*** Given text ***
Yesterday I said to a friend, “People without trials don’t have good stories. I want to be the best story-teller at the nursing home.” Think about it—what were the biggest struggles you have faced? I’m willing to bet they are the very situations that shaped you. This has been a very challenging season for me, but I can already see growth and tremendous change that is occurring from it.
Here’s the interesting thing though: It doesn’t always feel like God is there. Yep, I went there. Sometimes my very present help it time of fear seems thousands of miles away and I am tempted to think I am all alone. I have to constantly remind myself that God works all things together for my good and that God intends for goodness and mercy to follow me. When things are out of control, I have to remember God is in control—even when it doesn’t feel like he is.
When budgets have to readjust because paychecks are smaller due to the Sequester, God is in control. When Mary and Martha grieved over their brother, the source of protection and income, God had a plan.When young soldiers die and leave their young wives as widows, God is still good.When babies have disabilities and the doctors suggest abortion, God has a perfect plan.
When the dinner topic is, “Honey, I may be deploying in a few days and not a few months”, God’s timing is perfect.When the dinner topic is, “Honey, God said we’re moving but I don’t know where we are going yet.” God will take care of you. (Is that Old Testament or current day military life?)
God doesn’t have emergencies. God has opportunities to show what he can do. Still, I struggle to remember that. I have to repeat these truths to myself constantly so my circumstances don’t overpower my certainty.
***
# [What you will do]
1. Restate the post on trusting God between "God doesn’t have" and "overpower my certainty.", inclusive, renaming "opportunities" as "chances".
2. Translate this sentence from the post on trusting God into Spanish: "I have to repeat these truths to myself constantly so my circumstances don't overpower my certainty."
*** Recorded information ***
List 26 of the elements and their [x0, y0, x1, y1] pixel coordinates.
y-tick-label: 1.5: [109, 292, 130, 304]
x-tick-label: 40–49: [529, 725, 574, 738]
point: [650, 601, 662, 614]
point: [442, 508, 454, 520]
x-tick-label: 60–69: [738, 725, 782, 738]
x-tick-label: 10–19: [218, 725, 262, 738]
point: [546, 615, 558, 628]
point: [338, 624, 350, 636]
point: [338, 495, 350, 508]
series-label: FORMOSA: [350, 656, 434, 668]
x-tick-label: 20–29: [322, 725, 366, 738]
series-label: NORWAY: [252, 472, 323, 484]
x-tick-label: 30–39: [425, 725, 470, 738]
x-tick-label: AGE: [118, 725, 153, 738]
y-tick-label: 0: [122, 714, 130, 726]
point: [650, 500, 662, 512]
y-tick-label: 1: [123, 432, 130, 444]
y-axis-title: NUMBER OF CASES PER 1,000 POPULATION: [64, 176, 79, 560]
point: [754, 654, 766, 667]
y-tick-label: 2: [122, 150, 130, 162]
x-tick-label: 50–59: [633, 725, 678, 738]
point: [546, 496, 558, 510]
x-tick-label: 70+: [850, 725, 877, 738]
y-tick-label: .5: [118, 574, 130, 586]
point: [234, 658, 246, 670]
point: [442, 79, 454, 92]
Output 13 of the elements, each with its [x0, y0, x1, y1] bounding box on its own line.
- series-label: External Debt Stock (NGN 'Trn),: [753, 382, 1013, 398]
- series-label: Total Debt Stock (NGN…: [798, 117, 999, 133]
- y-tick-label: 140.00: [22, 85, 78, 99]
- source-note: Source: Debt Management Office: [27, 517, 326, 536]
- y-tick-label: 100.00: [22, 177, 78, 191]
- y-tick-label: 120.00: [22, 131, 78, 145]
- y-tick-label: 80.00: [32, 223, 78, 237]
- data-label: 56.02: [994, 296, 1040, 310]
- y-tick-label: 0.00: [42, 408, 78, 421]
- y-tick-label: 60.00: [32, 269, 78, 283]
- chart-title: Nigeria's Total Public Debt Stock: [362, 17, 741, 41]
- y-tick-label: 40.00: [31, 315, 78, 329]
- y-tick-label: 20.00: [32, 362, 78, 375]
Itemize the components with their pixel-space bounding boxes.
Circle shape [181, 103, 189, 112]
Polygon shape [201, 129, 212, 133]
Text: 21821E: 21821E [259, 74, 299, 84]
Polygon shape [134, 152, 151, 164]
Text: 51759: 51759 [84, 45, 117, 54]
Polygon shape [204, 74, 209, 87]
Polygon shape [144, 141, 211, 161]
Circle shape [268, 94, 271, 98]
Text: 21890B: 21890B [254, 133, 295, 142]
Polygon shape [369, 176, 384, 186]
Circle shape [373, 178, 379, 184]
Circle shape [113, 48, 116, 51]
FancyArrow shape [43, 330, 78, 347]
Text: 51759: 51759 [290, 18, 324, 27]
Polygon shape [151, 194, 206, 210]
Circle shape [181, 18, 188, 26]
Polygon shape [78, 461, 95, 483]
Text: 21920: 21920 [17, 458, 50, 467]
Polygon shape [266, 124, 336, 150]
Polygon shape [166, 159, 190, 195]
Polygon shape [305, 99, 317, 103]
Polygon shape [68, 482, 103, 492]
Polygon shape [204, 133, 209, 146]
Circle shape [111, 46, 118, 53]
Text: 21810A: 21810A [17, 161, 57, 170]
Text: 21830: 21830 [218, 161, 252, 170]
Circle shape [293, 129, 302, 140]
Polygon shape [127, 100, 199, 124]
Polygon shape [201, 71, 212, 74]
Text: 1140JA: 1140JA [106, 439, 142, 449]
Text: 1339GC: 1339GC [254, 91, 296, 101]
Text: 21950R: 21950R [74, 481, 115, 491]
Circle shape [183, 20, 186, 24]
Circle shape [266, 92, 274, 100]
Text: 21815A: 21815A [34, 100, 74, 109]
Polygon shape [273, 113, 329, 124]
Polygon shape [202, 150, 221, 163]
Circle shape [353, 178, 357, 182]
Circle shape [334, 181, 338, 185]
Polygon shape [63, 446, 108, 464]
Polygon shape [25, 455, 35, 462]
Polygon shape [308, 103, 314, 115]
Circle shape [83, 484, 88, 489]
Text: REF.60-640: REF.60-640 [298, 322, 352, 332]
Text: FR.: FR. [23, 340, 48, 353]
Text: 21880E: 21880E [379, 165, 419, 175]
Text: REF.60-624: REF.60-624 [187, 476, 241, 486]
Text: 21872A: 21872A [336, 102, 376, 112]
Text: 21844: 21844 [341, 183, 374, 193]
***
# [Results for the exercise]
1.
God doesn’t have emergencies. God has chances to show what he can do. Still, I struggle to remember that. I have to repeat these truths to myself constantly so my circumstances don’t overpower my certainty.

2. Tengo que repetirme estas verdades constantemente para que mis circunstancias no se impongan a mi certeza.